[Data entries]
====================

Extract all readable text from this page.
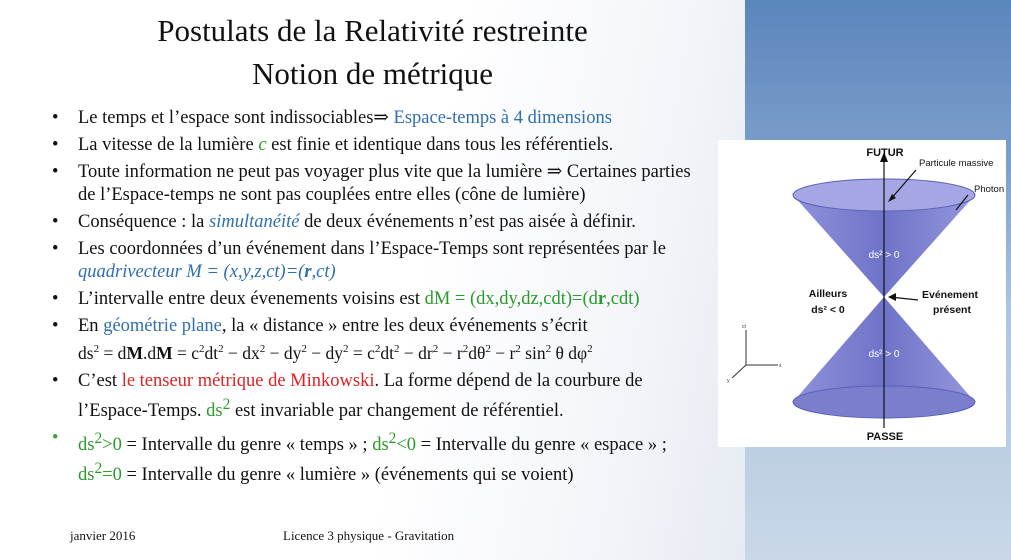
Postulats de la Relativité restreinte
Notion de métrique
• Le temps et l’espace sont indissociables⇒ Espace-temps à 4 dimensions
• La vitesse de la lumière c est finie et identique dans tous les référentiels.
• Toute information ne peut pas voyager plus vite que la lumière ⇒ Certaines parties de l’Espace-temps ne sont pas couplées entre elles (cône de lumière)
• Conséquence : la simultanéité de deux événements n’est pas aisée à définir.
• Les coordonnées d’un événement dans l’Espace-Temps sont représentées par le quadrivecteur M = (x,y,z,ct)=(r,ct)
• L’intervalle entre deux évenements voisins est dM = (dx,dy,dz,cdt)=(dr,cdt)
• En géométrie plane, la « distance » entre les deux événements s’écrit
$ds^2 = dM.dM = c^2dt^2 - dx^2 - dy^2 - dy^2 = c^2dt^2 - dr^2 - r^2d\theta^2 - r^2$ $\sin^2 \theta$ $d\varphi^2$
• C’est le tenseur métrique de Minkowski. La forme dépend de la courbure de l’Espace-Temps. $ds^2$ est invariable par changement de référentiel.
• $ds^2>0$ = Intervalle du genre « temps » ; $ds^2<0$ = Intervalle du genre « espace » ; $ds^2=0$ = Intervalle du genre « lumière » (événements qui se voient)
janvier 2016	Licence 3 physique - Gravitation
FUTUR
Particule massive
Photon
ds² > 0
Ailleurs
ds² < 0
Evénement
présent
ds² > 0
PASSE
ct
x
y
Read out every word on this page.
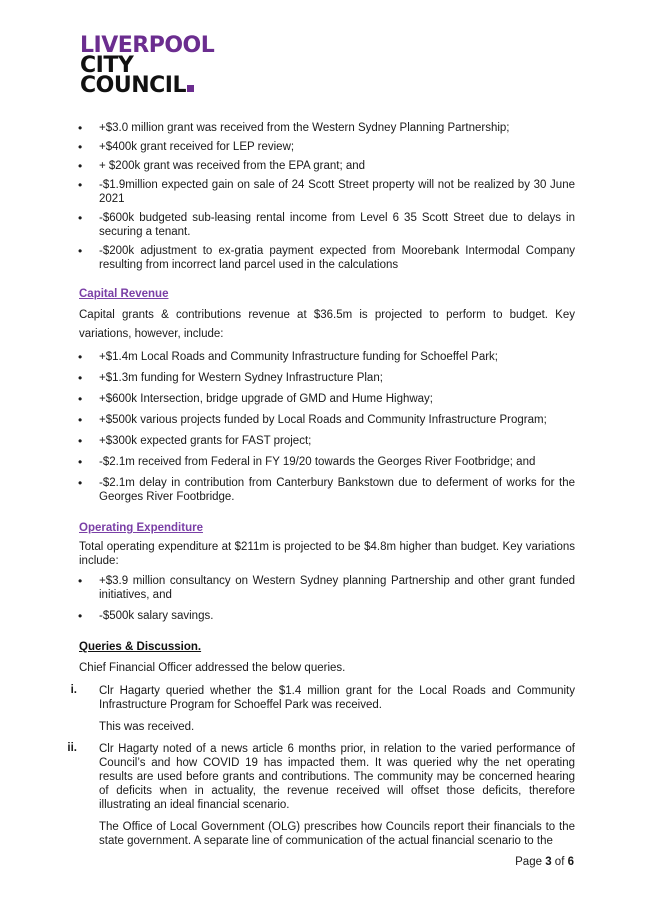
LIVERPOOL
CITY
COUNCIL
• +$3.0 million grant was received from the Western Sydney Planning Partnership;
• +$400k grant received for LEP review;
• + $200k grant was received from the EPA grant; and
• -$1.9million expected gain on sale of 24 Scott Street property will not be realized by 30 June 2021
• -$600k budgeted sub-leasing rental income from Level 6 35 Scott Street due to delays in securing a tenant.
• -$200k adjustment to ex-gratia payment expected from Moorebank Intermodal Company resulting from incorrect land parcel used in the calculations
Capital Revenue

Capital grants & contributions revenue at $36.5m is projected to perform to budget. Key variations, however, include:

• +$1.4m Local Roads and Community Infrastructure funding for Schoeffel Park;
• +$1.3m funding for Western Sydney Infrastructure Plan;
• +$600k Intersection, bridge upgrade of GMD and Hume Highway;
• +$500k various projects funded by Local Roads and Community Infrastructure Program;
• +$300k expected grants for FAST project;
• -$2.1m received from Federal in FY 19/20 towards the Georges River Footbridge; and
• -$2.1m delay in contribution from Canterbury Bankstown due to deferment of works for the Georges River Footbridge.
Operating Expenditure

Total operating expenditure at $211m is projected to be $4.8m higher than budget. Key variations include:

• +$3.9 million consultancy on Western Sydney planning Partnership and other grant funded initiatives, and
• -$500k salary savings.
Queries & Discussion.

Chief Financial Officer addressed the below queries.

i. Clr Hagarty queried whether the $1.4 million grant for the Local Roads and Community Infrastructure Program for Schoeffel Park was received.

This was received.

ii. Clr Hagarty noted of a news article 6 months prior, in relation to the varied performance of Council’s and how COVID 19 has impacted them. It was queried why the net operating results are used before grants and contributions. The community may be concerned hearing of deficits when in actuality, the revenue received will offset those deficits, therefore illustrating an ideal financial scenario.

The Office of Local Government (OLG) prescribes how Councils report their financials to the state government. A separate line of communication of the actual financial scenario to the

Page 3 of 6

====================

Exercise: Without the pictures, write out the whole listing above exactly as it appears.

Problem solution:
Extract all readable text from this page.
Postulats de la Relativité restreinte
Notion de métrique
• Le temps et l’espace sont indissociables⇒ Espace-temps à 4 dimensions
• La vitesse de la lumière c est finie et identique dans tous les référentiels.
• Toute information ne peut pas voyager plus vite que la lumière ⇒ Certaines parties de l’Espace-temps ne sont pas couplées entre elles (cône de lumière)
• Conséquence : la simultanéité de deux événements n’est pas aisée à définir.
• Les coordonnées d’un événement dans l’Espace-Temps sont représentées par le quadrivecteur M = (x,y,z,ct)=(r,ct)
• L’intervalle entre deux évenements voisins est dM = (dx,dy,dz,cdt)=(dr,cdt)
• En géométrie plane, la « distance » entre les deux événements s’écrit
$ds^2 = dM.dM = c^2dt^2 - dx^2 - dy^2 - dy^2 = c^2dt^2 - dr^2 - r^2d\theta^2 - r^2$ $\sin^2 \theta$ $d\varphi^2$
• C’est le tenseur métrique de Minkowski. La forme dépend de la courbure de l’Espace-Temps. $ds^2$ est invariable par changement de référentiel.
• $ds^2>0$ = Intervalle du genre « temps » ; $ds^2<0$ = Intervalle du genre « espace » ; $ds^2=0$ = Intervalle du genre « lumière » (événements qui se voient)
janvier 2016	Licence 3 physique - Gravitation
FUTUR
Particule massive
Photon
ds² > 0
Ailleurs
ds² < 0
Evénement
présent
ds² > 0
PASSE
ct
x
y
Read out every word on this page.
LIVERPOOL
CITY
COUNCIL
• +$3.0 million grant was received from the Western Sydney Planning Partnership;
• +$400k grant received for LEP review;
• + $200k grant was received from the EPA grant; and
• -$1.9million expected gain on sale of 24 Scott Street property will not be realized by 30 June 2021
• -$600k budgeted sub-leasing rental income from Level 6 35 Scott Street due to delays in securing a tenant.
• -$200k adjustment to ex-gratia payment expected from Moorebank Intermodal Company resulting from incorrect land parcel used in the calculations
Capital Revenue

Capital grants & contributions revenue at $36.5m is projected to perform to budget. Key variations, however, include:

• +$1.4m Local Roads and Community Infrastructure funding for Schoeffel Park;
• +$1.3m funding for Western Sydney Infrastructure Plan;
• +$600k Intersection, bridge upgrade of GMD and Hume Highway;
• +$500k various projects funded by Local Roads and Community Infrastructure Program;
• +$300k expected grants for FAST project;
• -$2.1m received from Federal in FY 19/20 towards the Georges River Footbridge; and
• -$2.1m delay in contribution from Canterbury Bankstown due to deferment of works for the Georges River Footbridge.
Operating Expenditure

Total operating expenditure at $211m is projected to be $4.8m higher than budget. Key variations include:

• +$3.9 million consultancy on Western Sydney planning Partnership and other grant funded initiatives, and
• -$500k salary savings.
Queries & Discussion.

Chief Financial Officer addressed the below queries.

i. Clr Hagarty queried whether the $1.4 million grant for the Local Roads and Community Infrastructure Program for Schoeffel Park was received.

This was received.

ii. Clr Hagarty noted of a news article 6 months prior, in relation to the varied performance of Council’s and how COVID 19 has impacted them. It was queried why the net operating results are used before grants and contributions. The community may be concerned hearing of deficits when in actuality, the revenue received will offset those deficits, therefore illustrating an ideal financial scenario.

The Office of Local Government (OLG) prescribes how Councils report their financials to the state government. A separate line of communication of the actual financial scenario to the

Page 3 of 6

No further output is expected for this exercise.